_Source document_.
ECMA’s use of Better Regulation to challenge public health measures is in line with evidence that British American Tobacco (BAT), and other corporations that manufacture products harmful to health, were instrumental in promoting Better Regulation in the EU, anticipating that it would favour corporate interests and could be used to weaken tobacco control efforts.5
- To read more about how the tobacco industry has used Better Regulation against tobacco control, see EU Better Regulation.
Attempting to Water Down Provisions in the Tobacco Products Directive
From 2009 to 2014 the EU revised the Tobacco Products Directive (TPD), a piece of legislation that regulates the manufacture, sale, presentation of tobacco products in Europe. A 2015 study, led by the University of Bath, examined tobacco industry efforts to influence the TPD revision and identified 137 third party associations that actively opposed the TPD, including ECMA.6
ECMA has been registered on the EU lobbying register since 9 February 2009. In 2014 it declared that it had spent between €100,000 and €199,999 on EU lobbying activities that year.7
Its lobbying efforts have focused on trying to block an increase in the size of health warnings, undermining the validity of the concept of ‘attractiveness’ in ingredients regulation, and refuting the legal basis for a point of sales display ban.8. ECMA’s position statement on the TPD can be viewed here.

_What is needed_.
Copy the passage of the ECMA lobbying text starting at "ECMA’s use of" and ending at "EU Better Regulation.", word for word.

_Excerpted data_.
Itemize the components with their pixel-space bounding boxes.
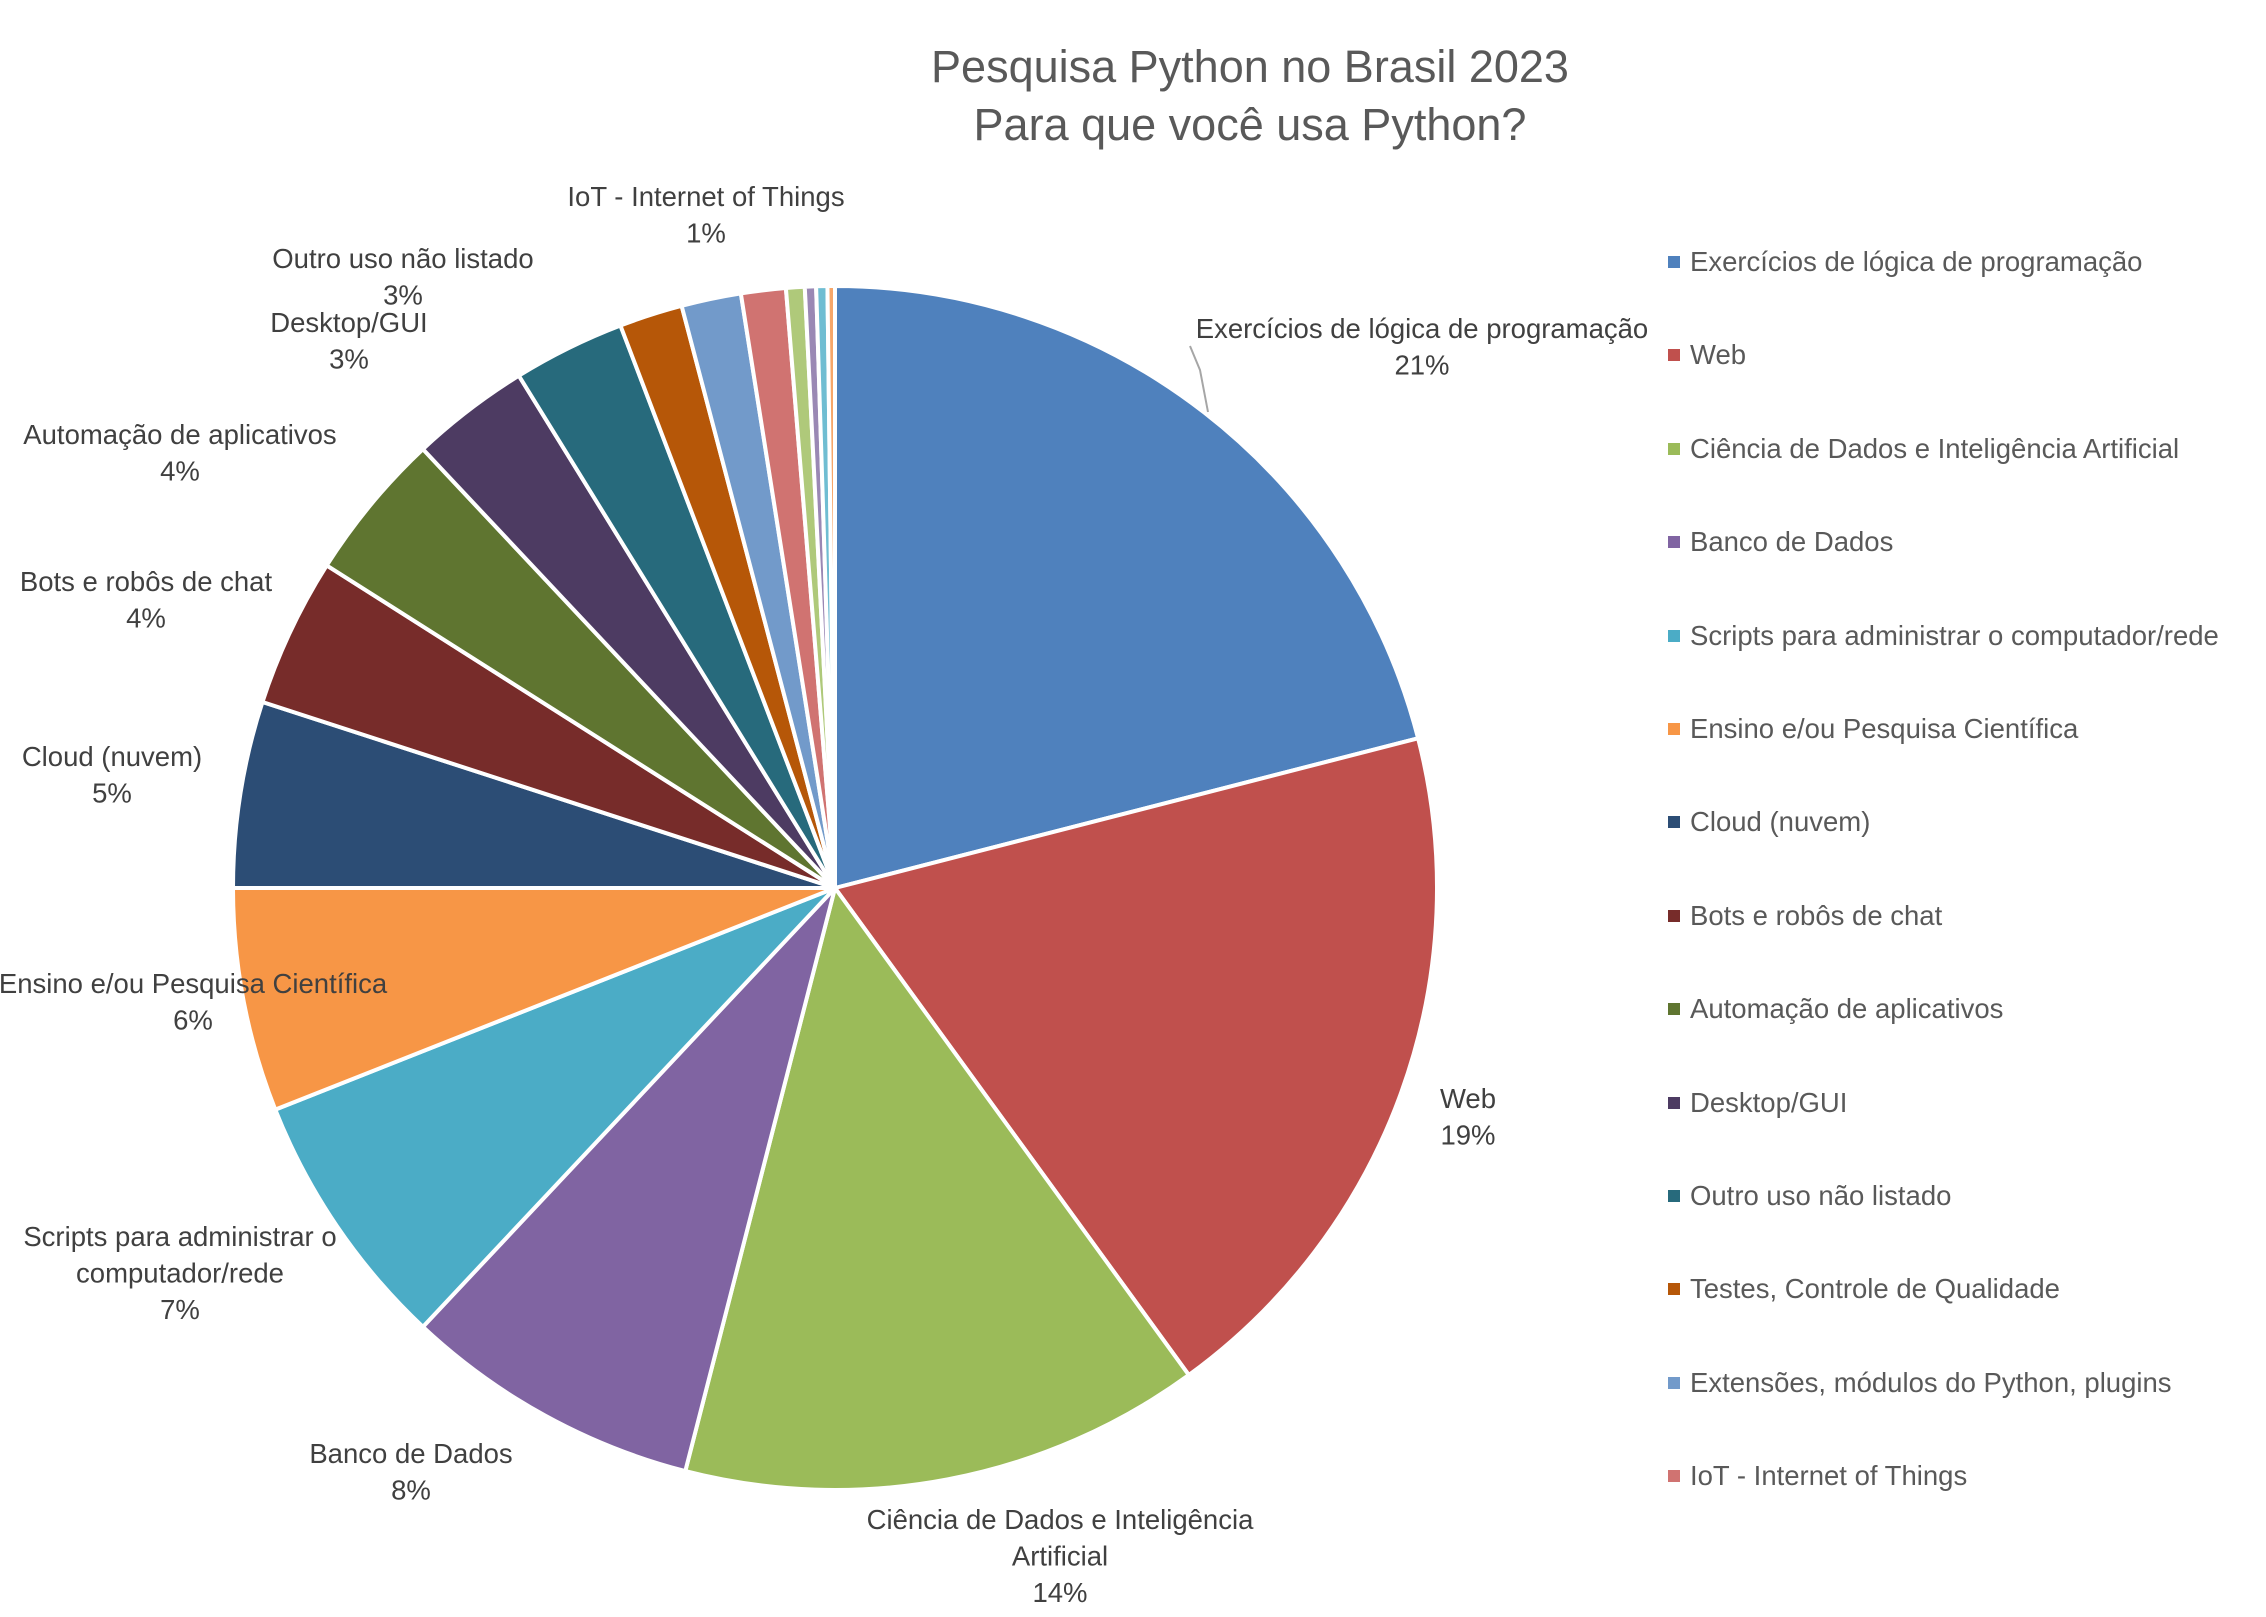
pie-slice-4	[420, 886, 837, 1474]
legend-label: Outro uso não listado	[1690, 1179, 1952, 1211]
legend-item: Cloud (nuvem)	[1668, 800, 2258, 893]
data-label-8: Bots e robôs de chat 4%	[20, 566, 273, 634]
legend-item: Testes, Controle de Qualidade	[1668, 1267, 2258, 1360]
data-labels: Exercícios de lógica de programação 21% We…	[0, 181, 1648, 1608]
legend-swatch	[1668, 536, 1680, 549]
legend-label: Extensões, módulos do Python, plugins	[1690, 1366, 2172, 1398]
legend-label: Exercícios de lógica de programação	[1690, 246, 2143, 277]
legend-swatch	[1668, 1376, 1680, 1389]
leader-lines	[1189, 345, 1209, 413]
legend-swatch	[1668, 629, 1680, 642]
data-label-3: Ciência de Dados e Inteligência Artificia…	[867, 1504, 1254, 1608]
legend-swatch	[1668, 1003, 1680, 1016]
legend-item: Scripts para administrar o computador/re…	[1668, 614, 2258, 707]
data-label-9: Automação de aplicativos 4%	[23, 419, 336, 487]
legend-item: Desktop/GUI	[1668, 1081, 2258, 1174]
pie-slice-6	[231, 886, 837, 1112]
legend-item: Automação de aplicativos	[1668, 987, 2258, 1080]
legend-item: Exercícios de lógica de programação	[1668, 240, 2258, 333]
data-label-2: Web 19%	[1440, 1083, 1496, 1151]
legend-swatch	[1668, 442, 1680, 455]
legend-item: Extensões, módulos do Python, plugins	[1668, 1361, 2258, 1454]
legend-swatch	[1668, 909, 1680, 922]
pie-slice-1	[833, 284, 1421, 890]
data-label-4: Banco de Dados 8%	[309, 1438, 512, 1506]
legend-swatch	[1668, 1096, 1680, 1109]
legend-label: Bots e robôs de chat	[1690, 899, 1943, 931]
data-label-6: Ensino e/ou Pesquisa Científica 6%	[0, 968, 388, 1036]
legend-swatch	[1668, 1283, 1680, 1296]
legend-item: IoT - Internet of Things	[1668, 1454, 2258, 1547]
legend-swatch	[1668, 256, 1680, 268]
legend-label: Testes, Controle de Qualidade	[1690, 1273, 2060, 1305]
legend-swatch	[1668, 1189, 1680, 1202]
legend-item: Outro uso não listado	[1668, 1174, 2258, 1267]
legend-item: Ensino e/ou Pesquisa Científica	[1668, 707, 2258, 800]
legend-item: Bots e robôs de chat	[1668, 894, 2258, 987]
pie-slices	[231, 284, 1439, 1492]
pie-slice-3	[683, 886, 1191, 1492]
legend-swatch	[1668, 722, 1680, 735]
chart-subtitle: Para que você usa Python?	[973, 99, 1527, 150]
pie-slice-7	[231, 699, 837, 890]
legend-item: Web	[1668, 333, 2258, 426]
data-label-1: Exercícios de lógica de programação 21%	[1196, 313, 1648, 381]
legend-label: Cloud (nuvem)	[1690, 806, 1871, 838]
chart-legend: Exercícios de lógica de programação Web Ci…	[1668, 240, 2258, 1547]
chart-title: Pesquisa Python no Brasil 2023	[931, 41, 1569, 92]
data-label-10: Desktop/GUI 3%	[270, 307, 427, 375]
legend-label: IoT - Internet of Things	[1690, 1460, 1968, 1492]
legend-label: Ensino e/ou Pesquisa Científica	[1690, 712, 2079, 744]
legend-label: Automação de aplicativos	[1690, 993, 2004, 1025]
legend-label: Web	[1690, 339, 1747, 371]
legend-label: Scripts para administrar o computador/re…	[1690, 619, 2219, 651]
pie-slice-5	[273, 886, 837, 1329]
legend-label: Banco de Dados	[1690, 526, 1894, 558]
legend-swatch	[1668, 349, 1680, 362]
leader-line-1	[1189, 345, 1209, 413]
legend-swatch	[1668, 816, 1680, 829]
pie-slice-18	[825, 284, 837, 890]
legend-item: Banco de Dados	[1668, 520, 2258, 613]
chart-title-block: Pesquisa Python no Brasil 2023 Para que …	[700, 38, 1800, 154]
data-label-14: IoT - Internet of Things 1%	[567, 181, 844, 249]
legend-item: Ciência de Dados e Inteligência Artifici…	[1668, 427, 2258, 520]
legend-swatch	[1668, 1470, 1680, 1483]
pie-slice-2	[833, 736, 1439, 1378]
legend-label: Desktop/GUI	[1690, 1086, 1848, 1118]
data-label-11: Outro uso não listado 3%	[272, 243, 533, 311]
data-label-5: Scripts para administrar o computador/red…	[23, 1221, 336, 1325]
legend-label: Ciência de Dados e Inteligência Artifici…	[1690, 432, 2180, 464]
data-label-7: Cloud (nuvem) 5%	[22, 741, 202, 809]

_Solution to the exercise_.
ECMA’s use of Better Regulation to challenge public health measures is in line with evidence that British American Tobacco (BAT), and other corporations that manufacture products harmful to health, were instrumental in promoting Better Regulation in the EU, anticipating that it would favour corporate interests and could be used to weaken tobacco control efforts.5
- To read more about how the tobacco industry has used Better Regulation against tobacco control, see EU Better Regulation.